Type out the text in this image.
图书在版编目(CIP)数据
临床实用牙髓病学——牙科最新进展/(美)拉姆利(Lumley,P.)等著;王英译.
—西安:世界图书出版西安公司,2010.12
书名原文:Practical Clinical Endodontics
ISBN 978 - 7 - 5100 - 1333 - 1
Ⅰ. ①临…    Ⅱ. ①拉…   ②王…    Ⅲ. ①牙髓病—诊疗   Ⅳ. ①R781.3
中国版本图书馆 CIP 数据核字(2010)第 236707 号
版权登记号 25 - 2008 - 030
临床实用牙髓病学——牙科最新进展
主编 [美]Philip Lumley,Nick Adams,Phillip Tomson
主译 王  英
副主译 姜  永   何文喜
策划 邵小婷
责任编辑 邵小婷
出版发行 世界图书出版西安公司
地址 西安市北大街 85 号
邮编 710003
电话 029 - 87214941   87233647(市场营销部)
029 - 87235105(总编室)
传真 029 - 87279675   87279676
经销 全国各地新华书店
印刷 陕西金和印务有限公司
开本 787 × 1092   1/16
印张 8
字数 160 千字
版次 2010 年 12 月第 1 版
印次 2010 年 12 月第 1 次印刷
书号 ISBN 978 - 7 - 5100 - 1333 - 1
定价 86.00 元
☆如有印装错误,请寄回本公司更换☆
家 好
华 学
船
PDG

What needs to be done -> Transcribe the material exactly as it reads.

Written response ->
Type out the text in this image.
图书在版编目(CIP)数据
临床实用牙髓病学——牙科最新进展/(美)拉姆利(Lumley,P.)等著;王英译.
—西安:世界图书出版西安公司,2010.12
书名原文:Practical Clinical Endodontics
ISBN 978 - 7 - 5100 - 1333 - 1
Ⅰ. ①临…    Ⅱ. ①拉…   ②王…    Ⅲ. ①牙髓病—诊疗   Ⅳ. ①R781.3
中国版本图书馆 CIP 数据核字(2010)第 236707 号
版权登记号 25 - 2008 - 030
临床实用牙髓病学——牙科最新进展
主编 [美]Philip Lumley,Nick Adams,Phillip Tomson
主译 王  英
副主译 姜  永   何文喜
策划 邵小婷
责任编辑 邵小婷
出版发行 世界图书出版西安公司
地址 西安市北大街 85 号
邮编 710003
电话 029 - 87214941   87233647(市场营销部)
029 - 87235105(总编室)
传真 029 - 87279675   87279676
经销 全国各地新华书店
印刷 陕西金和印务有限公司
开本 787 × 1092   1/16
印张 8
字数 160 千字
版次 2010 年 12 月第 1 版
印次 2010 年 12 月第 1 次印刷
书号 ISBN 978 - 7 - 5100 - 1333 - 1
定价 86.00 元
☆如有印装错误,请寄回本公司更换☆
家 好
华 学
船
PDG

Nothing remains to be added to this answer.